Work to complete
In the listing below, locate the lines that hold "внутрь" and copy them.

-- Records provided start --

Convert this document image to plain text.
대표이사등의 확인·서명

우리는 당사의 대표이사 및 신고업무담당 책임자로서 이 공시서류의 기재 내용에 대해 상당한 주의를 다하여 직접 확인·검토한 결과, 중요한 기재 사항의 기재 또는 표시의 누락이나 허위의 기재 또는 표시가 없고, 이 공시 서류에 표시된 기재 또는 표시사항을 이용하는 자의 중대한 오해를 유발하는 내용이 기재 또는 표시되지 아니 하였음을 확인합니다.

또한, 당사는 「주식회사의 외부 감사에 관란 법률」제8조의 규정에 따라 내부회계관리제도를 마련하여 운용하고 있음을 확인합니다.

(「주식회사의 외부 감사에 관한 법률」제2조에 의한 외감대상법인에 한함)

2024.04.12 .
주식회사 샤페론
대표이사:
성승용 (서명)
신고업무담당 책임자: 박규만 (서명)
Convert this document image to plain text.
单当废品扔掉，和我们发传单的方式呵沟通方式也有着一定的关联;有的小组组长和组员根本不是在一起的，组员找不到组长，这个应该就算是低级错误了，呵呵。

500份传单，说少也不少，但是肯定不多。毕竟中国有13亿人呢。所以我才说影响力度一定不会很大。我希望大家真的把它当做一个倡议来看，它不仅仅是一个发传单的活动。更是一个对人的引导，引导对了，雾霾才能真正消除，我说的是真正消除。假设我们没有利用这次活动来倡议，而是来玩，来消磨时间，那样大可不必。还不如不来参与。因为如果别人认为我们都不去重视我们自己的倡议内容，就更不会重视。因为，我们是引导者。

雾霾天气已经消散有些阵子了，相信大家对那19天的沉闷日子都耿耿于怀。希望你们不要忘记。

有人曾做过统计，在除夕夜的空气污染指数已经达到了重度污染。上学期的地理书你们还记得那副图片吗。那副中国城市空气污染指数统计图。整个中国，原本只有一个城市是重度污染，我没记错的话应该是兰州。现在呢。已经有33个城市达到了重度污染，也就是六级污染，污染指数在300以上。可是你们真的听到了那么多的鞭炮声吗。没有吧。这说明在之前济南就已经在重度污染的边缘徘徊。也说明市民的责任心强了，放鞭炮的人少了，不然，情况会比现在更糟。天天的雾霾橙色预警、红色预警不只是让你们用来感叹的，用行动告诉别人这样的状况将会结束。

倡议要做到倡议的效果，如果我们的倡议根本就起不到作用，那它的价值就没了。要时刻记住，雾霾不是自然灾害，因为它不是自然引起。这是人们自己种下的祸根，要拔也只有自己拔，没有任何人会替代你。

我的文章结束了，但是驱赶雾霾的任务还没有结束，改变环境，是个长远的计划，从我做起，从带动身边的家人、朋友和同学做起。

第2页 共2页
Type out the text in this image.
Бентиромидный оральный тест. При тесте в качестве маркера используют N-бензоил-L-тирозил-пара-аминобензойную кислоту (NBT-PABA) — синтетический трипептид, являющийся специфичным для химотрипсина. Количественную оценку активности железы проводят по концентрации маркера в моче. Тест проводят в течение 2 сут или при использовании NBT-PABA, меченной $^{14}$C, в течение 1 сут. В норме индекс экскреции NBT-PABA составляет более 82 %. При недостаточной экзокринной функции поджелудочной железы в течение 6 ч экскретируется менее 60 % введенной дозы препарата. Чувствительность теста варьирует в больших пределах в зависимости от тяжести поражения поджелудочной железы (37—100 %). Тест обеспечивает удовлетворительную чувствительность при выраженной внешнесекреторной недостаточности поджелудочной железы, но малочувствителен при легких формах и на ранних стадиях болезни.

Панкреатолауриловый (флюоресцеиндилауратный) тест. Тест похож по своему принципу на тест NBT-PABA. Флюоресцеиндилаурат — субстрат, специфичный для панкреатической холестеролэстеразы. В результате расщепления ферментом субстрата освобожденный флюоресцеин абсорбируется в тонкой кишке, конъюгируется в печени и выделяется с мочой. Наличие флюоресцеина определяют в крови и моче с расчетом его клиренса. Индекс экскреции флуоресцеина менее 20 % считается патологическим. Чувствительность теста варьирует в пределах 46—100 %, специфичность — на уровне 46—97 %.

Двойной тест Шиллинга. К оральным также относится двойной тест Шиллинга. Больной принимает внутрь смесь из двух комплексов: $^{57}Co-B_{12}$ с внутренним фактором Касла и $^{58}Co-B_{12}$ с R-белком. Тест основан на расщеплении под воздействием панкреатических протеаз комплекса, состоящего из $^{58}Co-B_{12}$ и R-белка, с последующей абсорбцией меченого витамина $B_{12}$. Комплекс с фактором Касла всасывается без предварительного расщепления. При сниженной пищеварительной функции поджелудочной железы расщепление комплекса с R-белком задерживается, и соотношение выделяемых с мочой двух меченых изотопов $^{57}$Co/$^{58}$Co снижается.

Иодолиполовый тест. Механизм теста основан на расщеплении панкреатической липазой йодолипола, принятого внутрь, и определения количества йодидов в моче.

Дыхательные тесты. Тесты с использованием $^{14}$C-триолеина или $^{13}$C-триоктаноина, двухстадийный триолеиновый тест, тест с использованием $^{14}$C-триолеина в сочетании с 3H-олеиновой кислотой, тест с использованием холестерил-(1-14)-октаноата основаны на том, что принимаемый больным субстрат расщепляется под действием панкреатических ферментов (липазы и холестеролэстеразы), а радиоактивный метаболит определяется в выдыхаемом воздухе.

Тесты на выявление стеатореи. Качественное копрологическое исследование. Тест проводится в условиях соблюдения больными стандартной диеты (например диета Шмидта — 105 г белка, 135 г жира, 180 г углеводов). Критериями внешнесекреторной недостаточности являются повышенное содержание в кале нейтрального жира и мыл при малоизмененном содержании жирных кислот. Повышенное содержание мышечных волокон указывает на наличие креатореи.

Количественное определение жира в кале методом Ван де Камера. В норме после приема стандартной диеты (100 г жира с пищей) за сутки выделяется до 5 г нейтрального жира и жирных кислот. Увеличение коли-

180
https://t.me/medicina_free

-- Records provided end --

Exercise output
Двойной тест Шиллинга. К оральным также относится двойной тест Шиллинга. Больной принимает внутрь смесь из двух комплексов: $^{57}Co-B_{12}$ с внутренним фактором Касла и $^{58}Co-B_{12}$ с R-белком. Тест основан на расщеплении под воздействием панкреатических протеаз комплекса, состоящего из $^{58}Co-B_{12}$ и R-белка, с последующей абсорбцией меченого витамина $B_{12}$. Комплекс с фактором Касла всасывается без предварительного расщепления. При сниженной пищеварительной функции поджелудочной железы расщепление комплекса с R-белком задерживается, и соотношение выделяемых с мочой двух меченых изотопов $^{57}$Co/$^{58}$Co снижается.
Иодолиполовый тест. Механизм теста основан на расщеплении панкреатической липазой йодолипола, принятого внутрь, и определения количества йодидов в моче.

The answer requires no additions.